Written request: From the entries below, list each line with "цепи".
───── Data shown ─────
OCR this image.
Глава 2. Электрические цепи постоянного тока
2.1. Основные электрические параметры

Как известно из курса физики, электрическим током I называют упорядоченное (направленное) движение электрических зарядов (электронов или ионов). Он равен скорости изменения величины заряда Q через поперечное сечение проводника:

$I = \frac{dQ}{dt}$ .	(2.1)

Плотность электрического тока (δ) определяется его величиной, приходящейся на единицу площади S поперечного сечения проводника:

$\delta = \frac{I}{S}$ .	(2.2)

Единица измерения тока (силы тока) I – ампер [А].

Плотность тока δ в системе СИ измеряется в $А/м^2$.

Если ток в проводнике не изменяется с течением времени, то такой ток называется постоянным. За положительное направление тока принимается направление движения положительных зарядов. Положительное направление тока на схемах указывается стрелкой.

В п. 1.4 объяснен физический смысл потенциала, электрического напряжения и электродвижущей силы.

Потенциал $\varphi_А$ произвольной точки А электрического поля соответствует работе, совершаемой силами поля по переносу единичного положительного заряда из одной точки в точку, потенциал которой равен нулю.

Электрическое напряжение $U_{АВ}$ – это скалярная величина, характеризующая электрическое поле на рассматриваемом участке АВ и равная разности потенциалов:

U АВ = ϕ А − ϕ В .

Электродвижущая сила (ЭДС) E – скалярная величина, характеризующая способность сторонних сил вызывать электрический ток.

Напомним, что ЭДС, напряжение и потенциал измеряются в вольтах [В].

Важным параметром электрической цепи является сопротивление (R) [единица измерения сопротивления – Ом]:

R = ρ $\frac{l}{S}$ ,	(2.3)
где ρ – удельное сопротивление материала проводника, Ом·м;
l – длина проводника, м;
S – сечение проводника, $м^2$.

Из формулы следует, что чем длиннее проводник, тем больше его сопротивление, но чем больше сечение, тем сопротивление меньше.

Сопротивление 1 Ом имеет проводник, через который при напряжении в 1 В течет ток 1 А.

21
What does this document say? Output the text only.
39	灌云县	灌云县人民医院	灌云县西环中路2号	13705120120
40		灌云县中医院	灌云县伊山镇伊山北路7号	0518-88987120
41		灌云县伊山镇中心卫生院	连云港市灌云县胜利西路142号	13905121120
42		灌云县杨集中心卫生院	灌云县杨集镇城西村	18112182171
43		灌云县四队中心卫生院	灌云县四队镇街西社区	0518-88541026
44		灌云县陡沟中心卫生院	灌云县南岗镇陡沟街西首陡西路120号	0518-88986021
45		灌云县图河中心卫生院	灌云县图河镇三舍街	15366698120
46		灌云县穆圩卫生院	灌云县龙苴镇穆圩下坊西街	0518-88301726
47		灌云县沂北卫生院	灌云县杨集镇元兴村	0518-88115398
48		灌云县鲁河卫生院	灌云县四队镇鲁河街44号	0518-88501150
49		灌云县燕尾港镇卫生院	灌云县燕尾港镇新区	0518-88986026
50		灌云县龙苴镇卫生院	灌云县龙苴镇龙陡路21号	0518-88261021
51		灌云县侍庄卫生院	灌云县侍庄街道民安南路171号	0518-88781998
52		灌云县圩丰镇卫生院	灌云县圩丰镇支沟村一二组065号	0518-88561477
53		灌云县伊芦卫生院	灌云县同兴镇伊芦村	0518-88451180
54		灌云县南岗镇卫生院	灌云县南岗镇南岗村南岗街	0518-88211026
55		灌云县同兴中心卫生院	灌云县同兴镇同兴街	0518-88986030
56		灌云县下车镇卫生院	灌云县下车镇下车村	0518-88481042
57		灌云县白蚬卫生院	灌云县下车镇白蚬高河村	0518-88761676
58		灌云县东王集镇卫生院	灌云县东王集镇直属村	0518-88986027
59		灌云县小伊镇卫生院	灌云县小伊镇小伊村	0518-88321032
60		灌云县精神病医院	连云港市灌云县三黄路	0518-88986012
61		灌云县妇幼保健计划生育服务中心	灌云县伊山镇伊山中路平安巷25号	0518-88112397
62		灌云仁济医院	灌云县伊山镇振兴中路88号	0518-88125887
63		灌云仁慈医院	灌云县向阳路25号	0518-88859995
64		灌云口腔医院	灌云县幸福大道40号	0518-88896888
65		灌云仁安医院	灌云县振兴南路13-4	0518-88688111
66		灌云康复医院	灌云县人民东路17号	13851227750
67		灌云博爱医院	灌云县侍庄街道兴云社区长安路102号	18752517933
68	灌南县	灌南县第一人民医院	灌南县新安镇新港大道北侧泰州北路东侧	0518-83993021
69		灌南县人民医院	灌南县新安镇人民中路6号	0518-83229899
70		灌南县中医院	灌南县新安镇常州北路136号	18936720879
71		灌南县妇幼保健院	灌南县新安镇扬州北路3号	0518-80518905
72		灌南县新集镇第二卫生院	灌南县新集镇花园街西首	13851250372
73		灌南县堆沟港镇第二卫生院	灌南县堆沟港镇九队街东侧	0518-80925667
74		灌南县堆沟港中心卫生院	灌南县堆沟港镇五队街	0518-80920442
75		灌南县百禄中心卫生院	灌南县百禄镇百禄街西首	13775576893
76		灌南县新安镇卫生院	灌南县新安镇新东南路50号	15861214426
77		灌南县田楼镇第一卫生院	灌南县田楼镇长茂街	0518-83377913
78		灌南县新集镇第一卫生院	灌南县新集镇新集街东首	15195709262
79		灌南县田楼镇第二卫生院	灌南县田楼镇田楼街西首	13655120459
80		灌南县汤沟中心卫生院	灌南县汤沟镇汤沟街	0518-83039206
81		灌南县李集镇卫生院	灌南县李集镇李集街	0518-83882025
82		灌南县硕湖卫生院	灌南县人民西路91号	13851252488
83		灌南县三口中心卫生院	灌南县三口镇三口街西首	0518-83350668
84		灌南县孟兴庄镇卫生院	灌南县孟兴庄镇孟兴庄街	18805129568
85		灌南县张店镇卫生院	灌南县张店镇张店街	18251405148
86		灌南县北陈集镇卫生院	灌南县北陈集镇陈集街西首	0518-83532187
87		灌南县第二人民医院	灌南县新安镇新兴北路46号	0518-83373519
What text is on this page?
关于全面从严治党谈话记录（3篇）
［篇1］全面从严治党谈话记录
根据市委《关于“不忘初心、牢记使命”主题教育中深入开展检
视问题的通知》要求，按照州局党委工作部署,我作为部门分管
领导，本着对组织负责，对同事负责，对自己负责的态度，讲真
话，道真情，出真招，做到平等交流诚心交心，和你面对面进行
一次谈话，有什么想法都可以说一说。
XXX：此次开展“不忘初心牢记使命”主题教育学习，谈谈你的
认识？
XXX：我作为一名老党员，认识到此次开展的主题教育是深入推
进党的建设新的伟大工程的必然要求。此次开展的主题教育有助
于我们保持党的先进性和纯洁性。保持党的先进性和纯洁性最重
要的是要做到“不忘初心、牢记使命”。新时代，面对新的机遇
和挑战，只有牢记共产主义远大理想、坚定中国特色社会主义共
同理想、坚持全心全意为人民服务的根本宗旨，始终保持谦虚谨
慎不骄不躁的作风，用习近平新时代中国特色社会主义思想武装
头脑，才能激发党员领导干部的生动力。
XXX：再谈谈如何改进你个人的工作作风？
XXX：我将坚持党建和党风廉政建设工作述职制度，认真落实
─────
Written response:
Глава 2. Электрические цепи постоянного тока
Важным параметром электрической цепи является сопротивление (R) [единица измерения сопротивления – Ом]:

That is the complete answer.